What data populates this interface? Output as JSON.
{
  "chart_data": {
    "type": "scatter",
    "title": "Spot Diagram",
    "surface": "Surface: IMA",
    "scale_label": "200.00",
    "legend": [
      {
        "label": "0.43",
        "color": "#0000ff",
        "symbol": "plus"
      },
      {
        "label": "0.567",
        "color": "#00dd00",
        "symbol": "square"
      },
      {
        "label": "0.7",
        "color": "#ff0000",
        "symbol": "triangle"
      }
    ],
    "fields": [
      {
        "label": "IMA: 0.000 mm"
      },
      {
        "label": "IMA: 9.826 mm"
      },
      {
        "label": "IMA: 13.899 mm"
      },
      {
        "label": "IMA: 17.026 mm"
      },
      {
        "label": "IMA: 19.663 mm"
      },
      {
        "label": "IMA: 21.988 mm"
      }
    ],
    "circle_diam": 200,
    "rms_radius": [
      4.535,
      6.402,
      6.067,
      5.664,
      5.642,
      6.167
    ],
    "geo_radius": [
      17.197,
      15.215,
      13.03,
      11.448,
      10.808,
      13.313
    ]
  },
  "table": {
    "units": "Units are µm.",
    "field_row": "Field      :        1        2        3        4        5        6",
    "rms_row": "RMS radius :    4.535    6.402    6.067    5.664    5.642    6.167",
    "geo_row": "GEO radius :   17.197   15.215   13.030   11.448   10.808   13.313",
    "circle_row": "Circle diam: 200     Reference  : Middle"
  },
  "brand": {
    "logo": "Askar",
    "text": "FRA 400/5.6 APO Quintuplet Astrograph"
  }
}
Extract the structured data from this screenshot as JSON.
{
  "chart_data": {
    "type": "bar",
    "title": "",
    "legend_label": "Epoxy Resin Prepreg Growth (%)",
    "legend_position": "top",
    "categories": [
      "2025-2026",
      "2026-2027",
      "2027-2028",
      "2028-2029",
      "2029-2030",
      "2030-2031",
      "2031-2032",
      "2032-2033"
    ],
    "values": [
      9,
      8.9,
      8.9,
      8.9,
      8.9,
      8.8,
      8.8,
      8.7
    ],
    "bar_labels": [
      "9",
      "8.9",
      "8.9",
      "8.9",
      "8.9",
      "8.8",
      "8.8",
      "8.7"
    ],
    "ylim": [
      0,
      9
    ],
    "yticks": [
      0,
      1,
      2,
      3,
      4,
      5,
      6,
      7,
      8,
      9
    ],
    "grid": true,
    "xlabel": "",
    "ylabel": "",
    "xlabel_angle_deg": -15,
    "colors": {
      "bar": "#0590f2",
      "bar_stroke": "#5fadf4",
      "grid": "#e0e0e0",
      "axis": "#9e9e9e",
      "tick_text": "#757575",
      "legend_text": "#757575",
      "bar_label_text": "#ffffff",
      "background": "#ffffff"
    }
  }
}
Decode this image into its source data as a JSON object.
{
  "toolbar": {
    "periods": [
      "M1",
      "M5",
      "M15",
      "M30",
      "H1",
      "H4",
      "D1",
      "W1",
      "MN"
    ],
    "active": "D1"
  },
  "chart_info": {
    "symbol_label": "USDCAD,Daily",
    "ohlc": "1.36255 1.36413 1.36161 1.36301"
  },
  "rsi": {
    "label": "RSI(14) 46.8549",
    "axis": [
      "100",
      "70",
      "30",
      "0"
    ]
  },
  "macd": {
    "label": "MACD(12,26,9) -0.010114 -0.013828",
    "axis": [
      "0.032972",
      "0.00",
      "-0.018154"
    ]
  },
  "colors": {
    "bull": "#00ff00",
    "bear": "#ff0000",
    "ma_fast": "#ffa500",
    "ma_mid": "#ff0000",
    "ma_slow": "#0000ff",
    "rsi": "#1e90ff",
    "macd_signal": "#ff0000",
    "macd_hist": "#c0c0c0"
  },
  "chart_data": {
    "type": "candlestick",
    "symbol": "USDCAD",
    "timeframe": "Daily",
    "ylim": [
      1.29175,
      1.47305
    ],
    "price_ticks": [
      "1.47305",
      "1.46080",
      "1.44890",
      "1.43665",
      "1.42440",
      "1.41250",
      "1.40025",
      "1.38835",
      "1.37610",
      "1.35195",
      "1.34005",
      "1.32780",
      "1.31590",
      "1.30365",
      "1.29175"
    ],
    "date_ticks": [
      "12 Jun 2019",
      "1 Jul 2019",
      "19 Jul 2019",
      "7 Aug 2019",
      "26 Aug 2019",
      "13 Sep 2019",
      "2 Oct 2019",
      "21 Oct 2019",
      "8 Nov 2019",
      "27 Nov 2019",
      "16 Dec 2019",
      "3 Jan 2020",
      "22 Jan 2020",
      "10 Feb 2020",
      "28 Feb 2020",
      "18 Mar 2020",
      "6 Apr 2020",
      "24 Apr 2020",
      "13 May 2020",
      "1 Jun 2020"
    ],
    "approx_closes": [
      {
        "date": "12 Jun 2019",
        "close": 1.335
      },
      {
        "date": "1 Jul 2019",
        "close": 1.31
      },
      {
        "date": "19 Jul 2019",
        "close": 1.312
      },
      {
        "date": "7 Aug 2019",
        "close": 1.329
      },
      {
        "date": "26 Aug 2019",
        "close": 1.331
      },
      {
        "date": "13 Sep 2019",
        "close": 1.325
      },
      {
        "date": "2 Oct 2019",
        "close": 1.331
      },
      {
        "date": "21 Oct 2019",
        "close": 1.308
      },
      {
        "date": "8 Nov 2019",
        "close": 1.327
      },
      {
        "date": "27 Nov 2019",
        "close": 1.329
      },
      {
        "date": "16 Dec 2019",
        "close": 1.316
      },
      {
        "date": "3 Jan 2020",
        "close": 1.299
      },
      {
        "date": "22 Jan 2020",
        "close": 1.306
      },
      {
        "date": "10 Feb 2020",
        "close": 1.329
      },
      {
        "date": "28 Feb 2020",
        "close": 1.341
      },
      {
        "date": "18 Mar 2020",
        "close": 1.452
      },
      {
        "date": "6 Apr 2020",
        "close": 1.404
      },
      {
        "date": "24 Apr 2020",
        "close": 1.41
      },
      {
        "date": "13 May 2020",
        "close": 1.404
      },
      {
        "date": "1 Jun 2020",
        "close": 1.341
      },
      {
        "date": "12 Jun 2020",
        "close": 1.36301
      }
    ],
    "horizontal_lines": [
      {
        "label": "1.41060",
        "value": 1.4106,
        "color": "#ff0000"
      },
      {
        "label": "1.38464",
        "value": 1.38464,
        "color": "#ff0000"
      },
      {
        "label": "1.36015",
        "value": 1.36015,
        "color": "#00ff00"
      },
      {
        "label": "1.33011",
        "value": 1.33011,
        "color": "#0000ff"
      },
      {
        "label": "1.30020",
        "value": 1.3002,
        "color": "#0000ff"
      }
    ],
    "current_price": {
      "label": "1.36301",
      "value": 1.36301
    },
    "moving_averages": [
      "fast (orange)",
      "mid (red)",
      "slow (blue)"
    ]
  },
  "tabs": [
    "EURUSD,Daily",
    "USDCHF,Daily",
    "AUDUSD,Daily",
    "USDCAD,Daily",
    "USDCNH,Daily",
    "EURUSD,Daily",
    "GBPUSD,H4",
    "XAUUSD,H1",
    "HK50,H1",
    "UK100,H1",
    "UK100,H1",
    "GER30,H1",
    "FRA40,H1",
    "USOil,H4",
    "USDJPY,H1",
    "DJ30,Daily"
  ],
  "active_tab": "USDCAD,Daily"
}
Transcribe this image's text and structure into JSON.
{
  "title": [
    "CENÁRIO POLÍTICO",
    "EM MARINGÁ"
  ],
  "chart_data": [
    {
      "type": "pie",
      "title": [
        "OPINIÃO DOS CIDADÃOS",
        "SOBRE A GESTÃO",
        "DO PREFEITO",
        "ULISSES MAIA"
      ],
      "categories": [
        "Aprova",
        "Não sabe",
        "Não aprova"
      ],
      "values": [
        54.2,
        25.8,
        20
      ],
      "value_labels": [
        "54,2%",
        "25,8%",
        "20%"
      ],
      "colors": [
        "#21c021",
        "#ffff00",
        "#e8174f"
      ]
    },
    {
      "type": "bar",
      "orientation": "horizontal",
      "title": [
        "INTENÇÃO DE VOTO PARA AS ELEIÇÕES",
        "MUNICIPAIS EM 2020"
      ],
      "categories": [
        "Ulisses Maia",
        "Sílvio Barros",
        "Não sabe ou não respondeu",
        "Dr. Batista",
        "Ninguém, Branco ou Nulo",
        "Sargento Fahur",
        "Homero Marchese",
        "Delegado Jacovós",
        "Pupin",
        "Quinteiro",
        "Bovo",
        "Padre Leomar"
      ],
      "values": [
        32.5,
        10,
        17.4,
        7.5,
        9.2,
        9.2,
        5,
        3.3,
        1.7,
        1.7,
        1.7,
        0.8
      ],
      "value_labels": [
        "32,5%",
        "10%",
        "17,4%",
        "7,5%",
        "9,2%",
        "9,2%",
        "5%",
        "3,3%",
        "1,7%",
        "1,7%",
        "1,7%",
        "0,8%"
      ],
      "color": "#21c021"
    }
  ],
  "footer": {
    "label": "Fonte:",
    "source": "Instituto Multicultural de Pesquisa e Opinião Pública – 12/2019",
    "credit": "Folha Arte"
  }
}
________
» Stated problem
Locate each line containing the string "JSON" and show it.

» Response below
What data populates this interface? Output as JSON.
Extract the structured data from this screenshot as JSON.
Decode this image into its source data as a JSON object.
Transcribe this image's text and structure into JSON.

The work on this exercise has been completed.